[Stored records]
───

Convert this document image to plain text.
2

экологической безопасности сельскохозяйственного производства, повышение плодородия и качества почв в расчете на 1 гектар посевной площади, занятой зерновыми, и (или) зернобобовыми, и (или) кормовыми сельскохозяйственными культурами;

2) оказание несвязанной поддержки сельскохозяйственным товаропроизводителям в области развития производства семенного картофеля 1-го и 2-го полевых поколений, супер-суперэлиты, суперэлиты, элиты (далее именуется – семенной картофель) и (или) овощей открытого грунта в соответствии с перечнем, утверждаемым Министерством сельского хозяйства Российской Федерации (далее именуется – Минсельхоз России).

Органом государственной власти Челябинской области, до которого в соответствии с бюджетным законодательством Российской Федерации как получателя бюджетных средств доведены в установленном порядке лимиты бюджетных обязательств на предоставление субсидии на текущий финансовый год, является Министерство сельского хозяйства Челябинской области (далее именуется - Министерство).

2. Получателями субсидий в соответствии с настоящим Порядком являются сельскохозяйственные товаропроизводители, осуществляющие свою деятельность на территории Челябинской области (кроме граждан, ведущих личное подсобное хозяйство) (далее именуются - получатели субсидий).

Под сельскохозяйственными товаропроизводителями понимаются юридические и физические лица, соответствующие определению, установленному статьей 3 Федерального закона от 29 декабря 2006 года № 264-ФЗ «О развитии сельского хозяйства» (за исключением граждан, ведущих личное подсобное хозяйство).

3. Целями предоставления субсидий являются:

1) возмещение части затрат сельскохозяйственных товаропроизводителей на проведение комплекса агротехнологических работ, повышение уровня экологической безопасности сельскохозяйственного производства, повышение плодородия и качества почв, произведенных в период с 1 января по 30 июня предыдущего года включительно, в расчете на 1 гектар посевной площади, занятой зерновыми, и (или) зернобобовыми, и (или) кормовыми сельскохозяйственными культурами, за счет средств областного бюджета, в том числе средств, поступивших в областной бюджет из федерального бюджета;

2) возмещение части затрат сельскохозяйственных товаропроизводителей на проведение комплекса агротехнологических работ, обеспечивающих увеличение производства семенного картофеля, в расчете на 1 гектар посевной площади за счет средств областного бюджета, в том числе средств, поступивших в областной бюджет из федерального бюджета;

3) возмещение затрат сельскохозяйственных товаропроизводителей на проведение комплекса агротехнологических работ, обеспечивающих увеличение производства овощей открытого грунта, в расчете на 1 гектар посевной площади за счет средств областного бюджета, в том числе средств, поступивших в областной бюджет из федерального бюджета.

───

Extract each line of the material exactly as it stands.

• [Answer for this exercise]
Convert this document image to plain text.
2

экологической безопасности сельскохозяйственного производства, повышение плодородия и качества почв в расчете на 1 гектар посевной площади, занятой зерновыми, и (или) зернобобовыми, и (или) кормовыми сельскохозяйственными культурами;

2) оказание несвязанной поддержки сельскохозяйственным товаропроизводителям в области развития производства семенного картофеля 1-го и 2-го полевых поколений, супер-суперэлиты, суперэлиты, элиты (далее именуется – семенной картофель) и (или) овощей открытого грунта в соответствии с перечнем, утверждаемым Министерством сельского хозяйства Российской Федерации (далее именуется – Минсельхоз России).

Органом государственной власти Челябинской области, до которого в соответствии с бюджетным законодательством Российской Федерации как получателя бюджетных средств доведены в установленном порядке лимиты бюджетных обязательств на предоставление субсидии на текущий финансовый год, является Министерство сельского хозяйства Челябинской области (далее именуется - Министерство).

2. Получателями субсидий в соответствии с настоящим Порядком являются сельскохозяйственные товаропроизводители, осуществляющие свою деятельность на территории Челябинской области (кроме граждан, ведущих личное подсобное хозяйство) (далее именуются - получатели субсидий).

Под сельскохозяйственными товаропроизводителями понимаются юридические и физические лица, соответствующие определению, установленному статьей 3 Федерального закона от 29 декабря 2006 года № 264-ФЗ «О развитии сельского хозяйства» (за исключением граждан, ведущих личное подсобное хозяйство).

3. Целями предоставления субсидий являются:

1) возмещение части затрат сельскохозяйственных товаропроизводителей на проведение комплекса агротехнологических работ, повышение уровня экологической безопасности сельскохозяйственного производства, повышение плодородия и качества почв, произведенных в период с 1 января по 30 июня предыдущего года включительно, в расчете на 1 гектар посевной площади, занятой зерновыми, и (или) зернобобовыми, и (или) кормовыми сельскохозяйственными культурами, за счет средств областного бюджета, в том числе средств, поступивших в областной бюджет из федерального бюджета;

2) возмещение части затрат сельскохозяйственных товаропроизводителей на проведение комплекса агротехнологических работ, обеспечивающих увеличение производства семенного картофеля, в расчете на 1 гектар посевной площади за счет средств областного бюджета, в том числе средств, поступивших в областной бюджет из федерального бюджета;

3) возмещение затрат сельскохозяйственных товаропроизводителей на проведение комплекса агротехнологических работ, обеспечивающих увеличение производства овощей открытого грунта, в расчете на 1 гектар посевной площади за счет средств областного бюджета, в том числе средств, поступивших в областной бюджет из федерального бюджета.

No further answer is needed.